◆ Material supplied
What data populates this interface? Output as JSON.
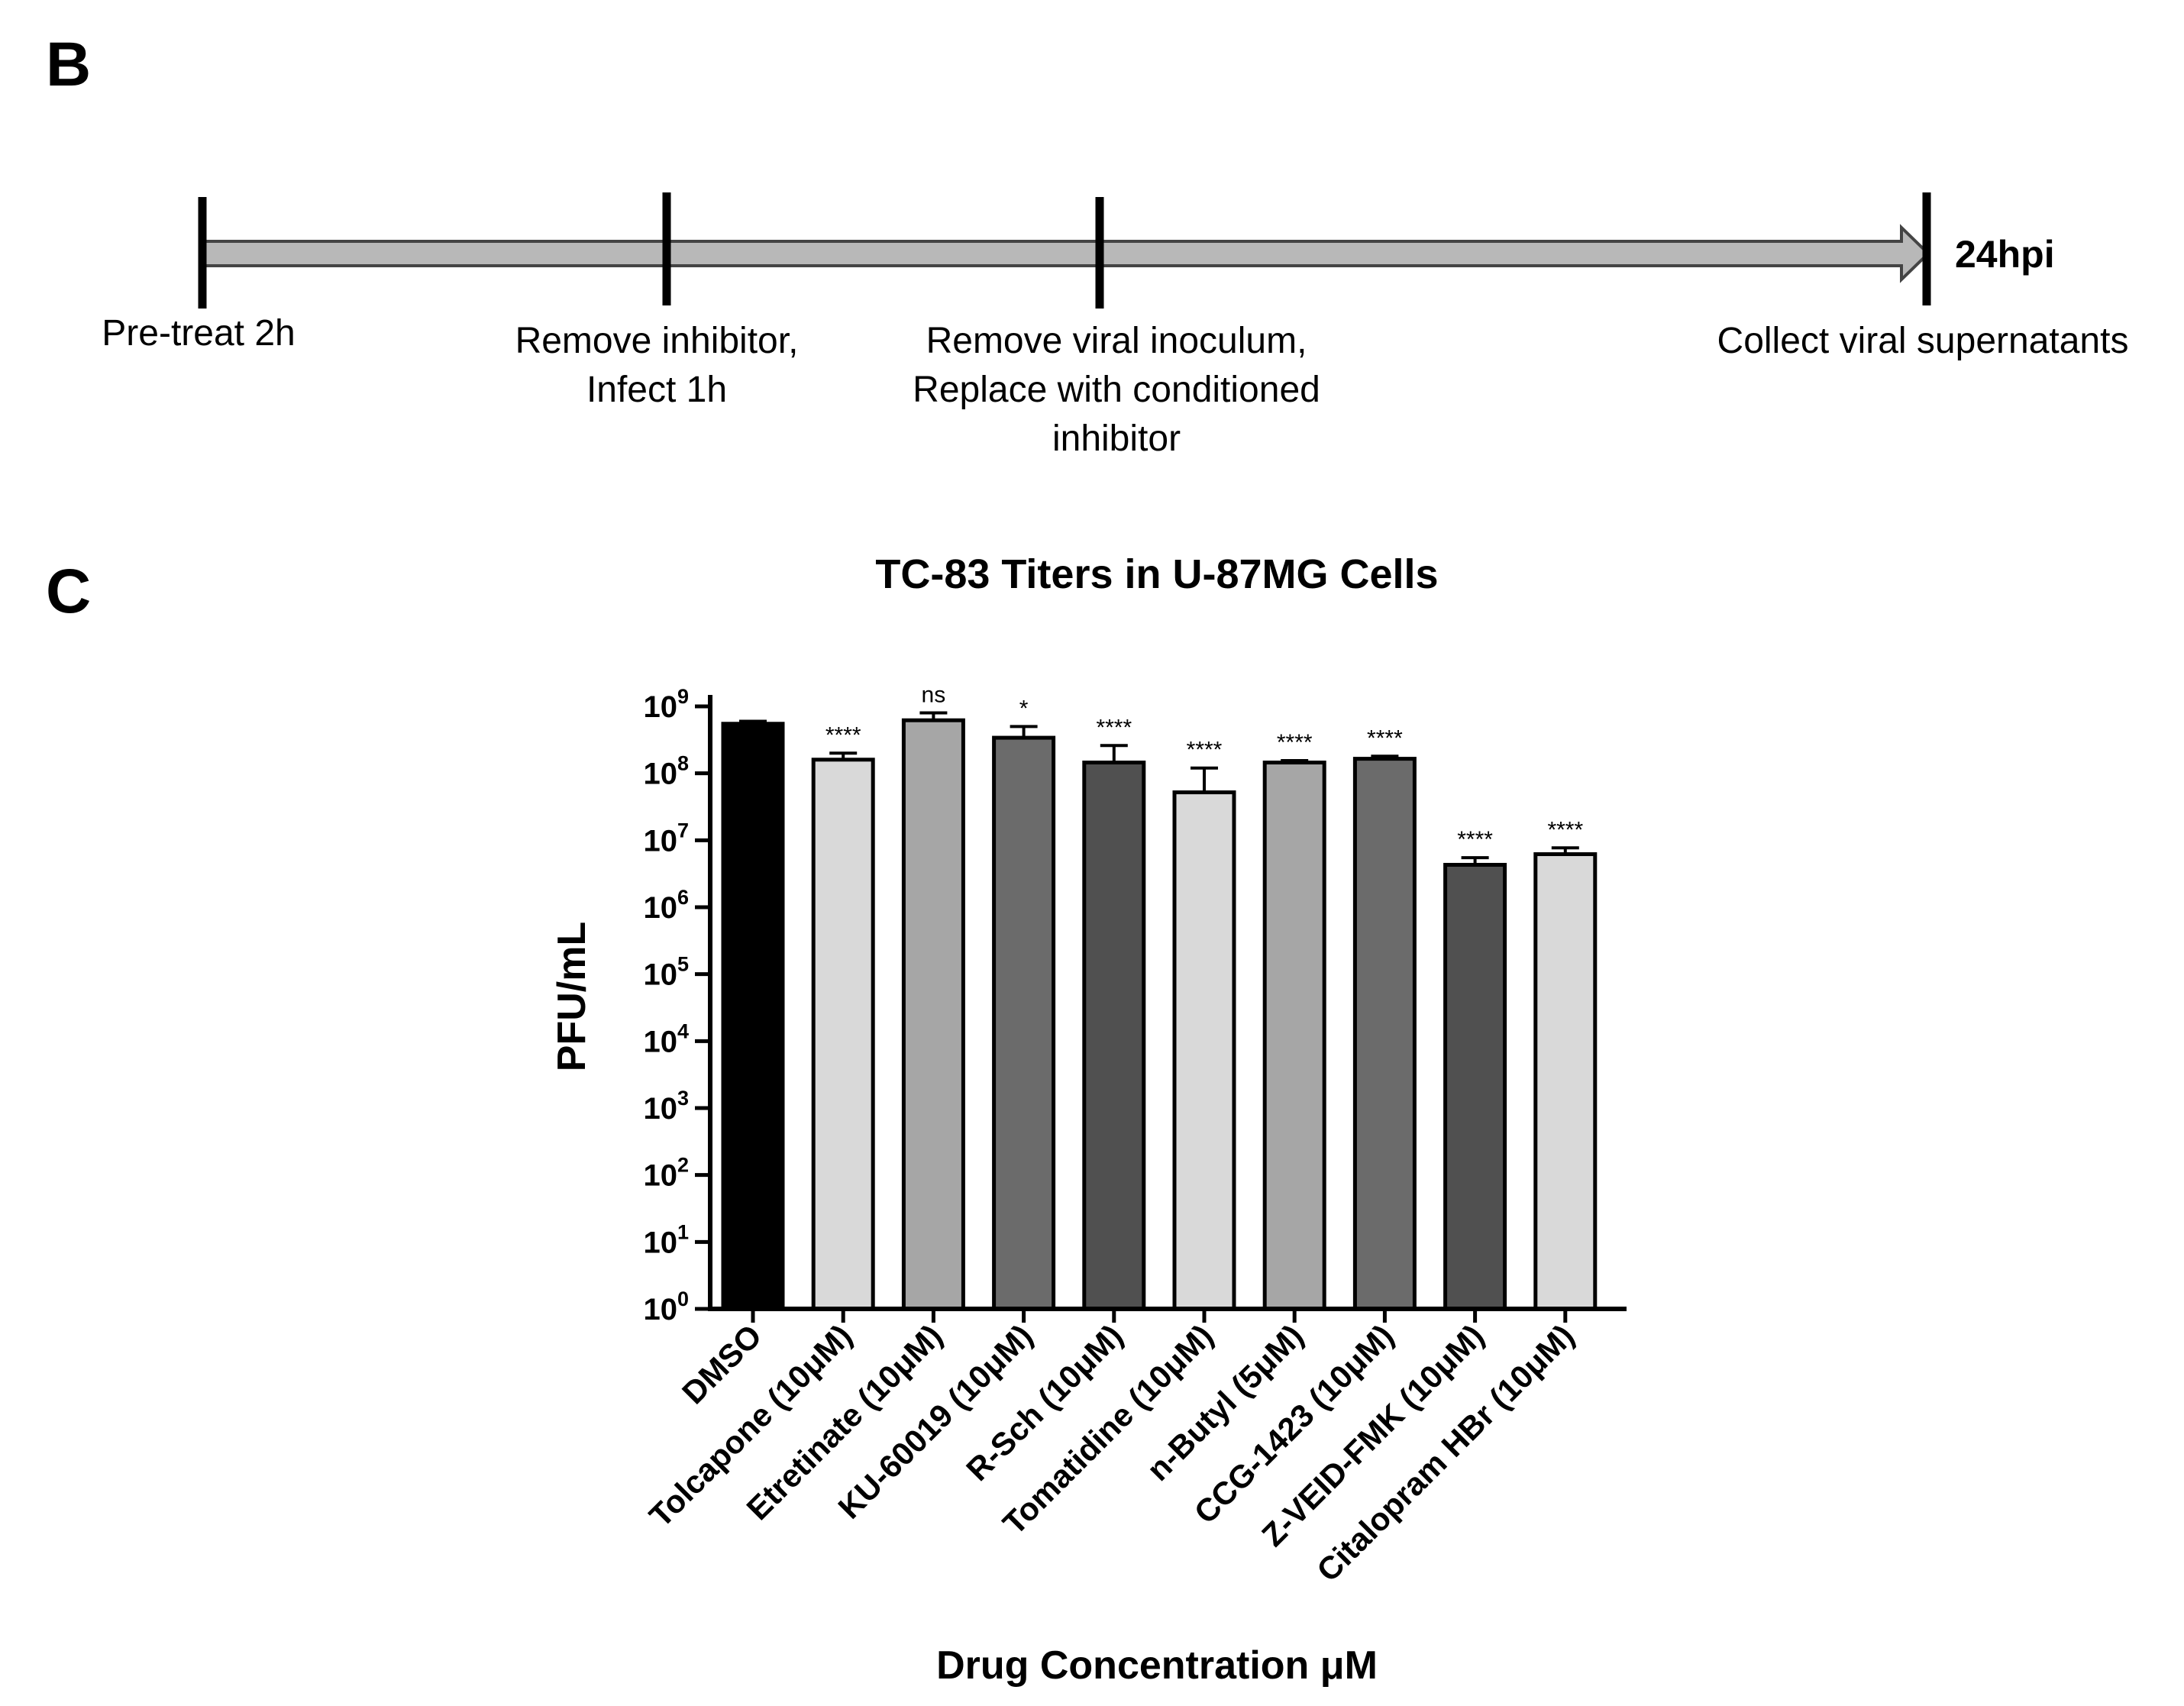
{
  "panels": {
    "b": "B",
    "c": "C"
  },
  "timeline": {
    "steps": [
      {
        "lines": [
          "Pre-treat 2h"
        ]
      },
      {
        "lines": [
          "Remove inhibitor,",
          "Infect 1h"
        ]
      },
      {
        "lines": [
          "Remove viral inoculum,",
          "Replace with conditioned",
          "inhibitor"
        ]
      },
      {
        "lines": [
          "Collect viral supernatants"
        ]
      }
    ],
    "end_label": "24hpi",
    "arrow_color": "#b8b8b8"
  },
  "chart_data": {
    "type": "bar",
    "title": "TC-83 Titers in U-87MG Cells",
    "xlabel": "Drug Concentration μM",
    "ylabel": "PFU/mL",
    "yscale": "log",
    "ylim": [
      1,
      1000000000
    ],
    "ytick_base": "10",
    "ytick_exponents": [
      "0",
      "1",
      "2",
      "3",
      "4",
      "5",
      "6",
      "7",
      "8",
      "9"
    ],
    "categories": [
      "DMSO",
      "Tolcapone (10μM)",
      "Etretinate (10μM)",
      "KU-60019 (10μM)",
      "R-Sch (10μM)",
      "Tomatidine (10μM)",
      "n-Butyl (5μM)",
      "CCG-1423 (10μM)",
      "Z-VEID-FMK (10μM)",
      "Citalopram HBr (10μM)"
    ],
    "values": [
      550000000,
      160000000,
      620000000,
      340000000,
      145000000,
      52000000,
      145000000,
      165000000,
      4300000,
      6200000
    ],
    "error_upper": [
      600000000,
      200000000,
      800000000,
      500000000,
      260000000,
      120000000,
      155000000,
      180000000,
      5500000,
      7700000
    ],
    "significance": [
      "",
      "****",
      "ns",
      "*",
      "****",
      "****",
      "****",
      "****",
      "****",
      "****"
    ],
    "bar_colors": [
      "#000000",
      "#d9d9d9",
      "#a6a6a6",
      "#6b6b6b",
      "#505050",
      "#d9d9d9",
      "#a6a6a6",
      "#6b6b6b",
      "#505050",
      "#d9d9d9"
    ]
  }
}
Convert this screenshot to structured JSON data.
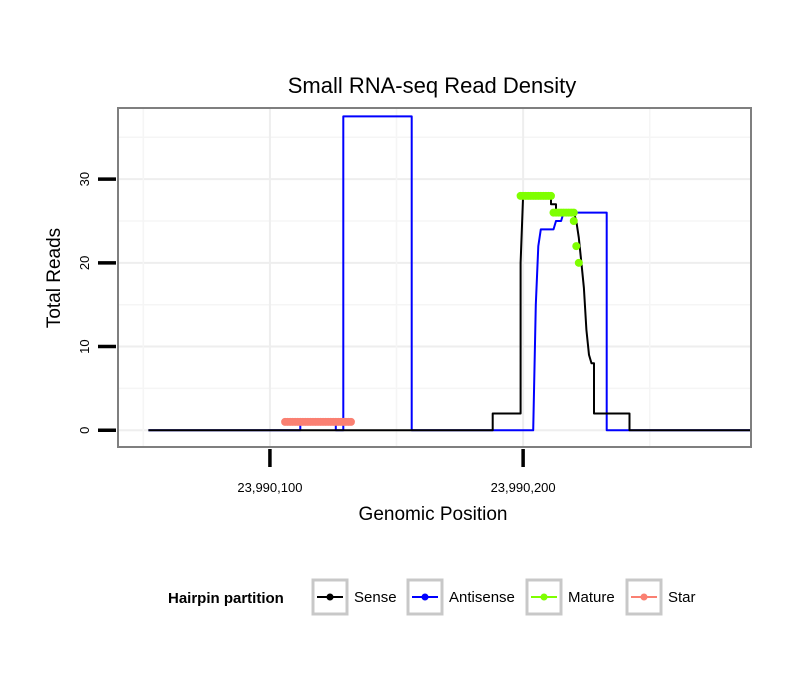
{
  "chart_data": {
    "type": "line",
    "title": "Small RNA-seq Read Density",
    "xlabel": "Genomic Position",
    "ylabel": "Total Reads",
    "xlim": [
      23990040,
      23990290
    ],
    "ylim": [
      -2,
      38.5
    ],
    "x_ticks": [
      {
        "value": 23990100,
        "label": "23,990,100"
      },
      {
        "value": 23990200,
        "label": "23,990,200"
      }
    ],
    "y_ticks": [
      {
        "value": 0,
        "label": "0"
      },
      {
        "value": 10,
        "label": "10"
      },
      {
        "value": 20,
        "label": "20"
      },
      {
        "value": 30,
        "label": "30"
      }
    ],
    "grid": true,
    "legend": {
      "title": "Hairpin partition",
      "position": "bottom",
      "entries": [
        {
          "label": "Sense",
          "color": "#000000"
        },
        {
          "label": "Antisense",
          "color": "#0000ff"
        },
        {
          "label": "Mature",
          "color": "#7fff00"
        },
        {
          "label": "Star",
          "color": "#fa8072"
        }
      ]
    },
    "series": [
      {
        "name": "Sense",
        "color": "#000000",
        "kind": "line",
        "x": [
          23990052,
          23990188,
          23990188,
          23990199,
          23990199,
          23990200,
          23990200,
          23990211,
          23990211,
          23990213,
          23990213,
          23990220,
          23990221,
          23990222,
          23990223,
          23990224,
          23990225,
          23990226,
          23990227,
          23990228,
          23990228,
          23990242,
          23990242,
          23990300
        ],
        "y": [
          0,
          0,
          2,
          2,
          20,
          28,
          28,
          28,
          27,
          27,
          26,
          26,
          25,
          23,
          20,
          17,
          12,
          9,
          8,
          8,
          2,
          2,
          0,
          0
        ]
      },
      {
        "name": "Antisense",
        "color": "#0000ff",
        "kind": "line",
        "x": [
          23990052,
          23990111,
          23990112,
          23990112,
          23990125,
          23990126,
          23990126,
          23990128,
          23990129,
          23990129,
          23990155,
          23990156,
          23990156,
          23990204,
          23990205,
          23990206,
          23990207,
          23990208,
          23990212,
          23990213,
          23990213,
          23990215,
          23990216,
          23990229,
          23990229,
          23990233,
          23990233,
          23990300
        ],
        "y": [
          0,
          0,
          0,
          1,
          1,
          1,
          0,
          0,
          0,
          37.5,
          37.5,
          37.5,
          0,
          0,
          15,
          22,
          24,
          24,
          24,
          25,
          25,
          25,
          26,
          26,
          26,
          26,
          0,
          0
        ]
      },
      {
        "name": "Mature",
        "color": "#7fff00",
        "kind": "points",
        "x": [
          23990199,
          23990200,
          23990201,
          23990202,
          23990203,
          23990204,
          23990205,
          23990206,
          23990207,
          23990208,
          23990209,
          23990210,
          23990211,
          23990212,
          23990213,
          23990214,
          23990215,
          23990216,
          23990217,
          23990218,
          23990219,
          23990220,
          23990220,
          23990221,
          23990222
        ],
        "y": [
          28,
          28,
          28,
          28,
          28,
          28,
          28,
          28,
          28,
          28,
          28,
          28,
          28,
          26,
          26,
          26,
          26,
          26,
          26,
          26,
          26,
          26,
          25,
          22,
          20
        ]
      },
      {
        "name": "Star",
        "color": "#fa8072",
        "kind": "points",
        "x": [
          23990106,
          23990107,
          23990108,
          23990109,
          23990110,
          23990111,
          23990112,
          23990113,
          23990114,
          23990115,
          23990116,
          23990117,
          23990118,
          23990119,
          23990120,
          23990121,
          23990122,
          23990123,
          23990124,
          23990125,
          23990126,
          23990127,
          23990128,
          23990129,
          23990130,
          23990131,
          23990132
        ],
        "y": [
          1,
          1,
          1,
          1,
          1,
          1,
          1,
          1,
          1,
          1,
          1,
          1,
          1,
          1,
          1,
          1,
          1,
          1,
          1,
          1,
          1,
          1,
          1,
          1,
          1,
          1,
          1
        ]
      }
    ]
  }
}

◆ Task directions
Leave the pictures out and print every record exactly.

◆ Finished exercise
What data populates this interface? Output as JSON.
{
  "panels": {
    "b": "B",
    "c": "C"
  },
  "timeline": {
    "steps": [
      {
        "lines": [
          "Pre-treat 2h"
        ]
      },
      {
        "lines": [
          "Remove inhibitor,",
          "Infect 1h"
        ]
      },
      {
        "lines": [
          "Remove viral inoculum,",
          "Replace with conditioned",
          "inhibitor"
        ]
      },
      {
        "lines": [
          "Collect viral supernatants"
        ]
      }
    ],
    "end_label": "24hpi",
    "arrow_color": "#b8b8b8"
  },
  "chart_data": {
    "type": "bar",
    "title": "TC-83 Titers in U-87MG Cells",
    "xlabel": "Drug Concentration μM",
    "ylabel": "PFU/mL",
    "yscale": "log",
    "ylim": [
      1,
      1000000000
    ],
    "ytick_base": "10",
    "ytick_exponents": [
      "0",
      "1",
      "2",
      "3",
      "4",
      "5",
      "6",
      "7",
      "8",
      "9"
    ],
    "categories": [
      "DMSO",
      "Tolcapone (10μM)",
      "Etretinate (10μM)",
      "KU-60019 (10μM)",
      "R-Sch (10μM)",
      "Tomatidine (10μM)",
      "n-Butyl (5μM)",
      "CCG-1423 (10μM)",
      "Z-VEID-FMK (10μM)",
      "Citalopram HBr (10μM)"
    ],
    "values": [
      550000000,
      160000000,
      620000000,
      340000000,
      145000000,
      52000000,
      145000000,
      165000000,
      4300000,
      6200000
    ],
    "error_upper": [
      600000000,
      200000000,
      800000000,
      500000000,
      260000000,
      120000000,
      155000000,
      180000000,
      5500000,
      7700000
    ],
    "significance": [
      "",
      "****",
      "ns",
      "*",
      "****",
      "****",
      "****",
      "****",
      "****",
      "****"
    ],
    "bar_colors": [
      "#000000",
      "#d9d9d9",
      "#a6a6a6",
      "#6b6b6b",
      "#505050",
      "#d9d9d9",
      "#a6a6a6",
      "#6b6b6b",
      "#505050",
      "#d9d9d9"
    ]
  }
}
Convert this screenshot to structured JSON data.
{
  "chart_data": {
    "type": "line",
    "title": "Small RNA-seq Read Density",
    "xlabel": "Genomic Position",
    "ylabel": "Total Reads",
    "xlim": [
      23990040,
      23990290
    ],
    "ylim": [
      -2,
      38.5
    ],
    "x_ticks": [
      {
        "value": 23990100,
        "label": "23,990,100"
      },
      {
        "value": 23990200,
        "label": "23,990,200"
      }
    ],
    "y_ticks": [
      {
        "value": 0,
        "label": "0"
      },
      {
        "value": 10,
        "label": "10"
      },
      {
        "value": 20,
        "label": "20"
      },
      {
        "value": 30,
        "label": "30"
      }
    ],
    "grid": true,
    "legend": {
      "title": "Hairpin partition",
      "position": "bottom",
      "entries": [
        {
          "label": "Sense",
          "color": "#000000"
        },
        {
          "label": "Antisense",
          "color": "#0000ff"
        },
        {
          "label": "Mature",
          "color": "#7fff00"
        },
        {
          "label": "Star",
          "color": "#fa8072"
        }
      ]
    },
    "series": [
      {
        "name": "Sense",
        "color": "#000000",
        "kind": "line",
        "x": [
          23990052,
          23990188,
          23990188,
          23990199,
          23990199,
          23990200,
          23990200,
          23990211,
          23990211,
          23990213,
          23990213,
          23990220,
          23990221,
          23990222,
          23990223,
          23990224,
          23990225,
          23990226,
          23990227,
          23990228,
          23990228,
          23990242,
          23990242,
          23990300
        ],
        "y": [
          0,
          0,
          2,
          2,
          20,
          28,
          28,
          28,
          27,
          27,
          26,
          26,
          25,
          23,
          20,
          17,
          12,
          9,
          8,
          8,
          2,
          2,
          0,
          0
        ]
      },
      {
        "name": "Antisense",
        "color": "#0000ff",
        "kind": "line",
        "x": [
          23990052,
          23990111,
          23990112,
          23990112,
          23990125,
          23990126,
          23990126,
          23990128,
          23990129,
          23990129,
          23990155,
          23990156,
          23990156,
          23990204,
          23990205,
          23990206,
          23990207,
          23990208,
          23990212,
          23990213,
          23990213,
          23990215,
          23990216,
          23990229,
          23990229,
          23990233,
          23990233,
          23990300
        ],
        "y": [
          0,
          0,
          0,
          1,
          1,
          1,
          0,
          0,
          0,
          37.5,
          37.5,
          37.5,
          0,
          0,
          15,
          22,
          24,
          24,
          24,
          25,
          25,
          25,
          26,
          26,
          26,
          26,
          0,
          0
        ]
      },
      {
        "name": "Mature",
        "color": "#7fff00",
        "kind": "points",
        "x": [
          23990199,
          23990200,
          23990201,
          23990202,
          23990203,
          23990204,
          23990205,
          23990206,
          23990207,
          23990208,
          23990209,
          23990210,
          23990211,
          23990212,
          23990213,
          23990214,
          23990215,
          23990216,
          23990217,
          23990218,
          23990219,
          23990220,
          23990220,
          23990221,
          23990222
        ],
        "y": [
          28,
          28,
          28,
          28,
          28,
          28,
          28,
          28,
          28,
          28,
          28,
          28,
          28,
          26,
          26,
          26,
          26,
          26,
          26,
          26,
          26,
          26,
          25,
          22,
          20
        ]
      },
      {
        "name": "Star",
        "color": "#fa8072",
        "kind": "points",
        "x": [
          23990106,
          23990107,
          23990108,
          23990109,
          23990110,
          23990111,
          23990112,
          23990113,
          23990114,
          23990115,
          23990116,
          23990117,
          23990118,
          23990119,
          23990120,
          23990121,
          23990122,
          23990123,
          23990124,
          23990125,
          23990126,
          23990127,
          23990128,
          23990129,
          23990130,
          23990131,
          23990132
        ],
        "y": [
          1,
          1,
          1,
          1,
          1,
          1,
          1,
          1,
          1,
          1,
          1,
          1,
          1,
          1,
          1,
          1,
          1,
          1,
          1,
          1,
          1,
          1,
          1,
          1,
          1,
          1,
          1
        ]
      }
    ]
  }
}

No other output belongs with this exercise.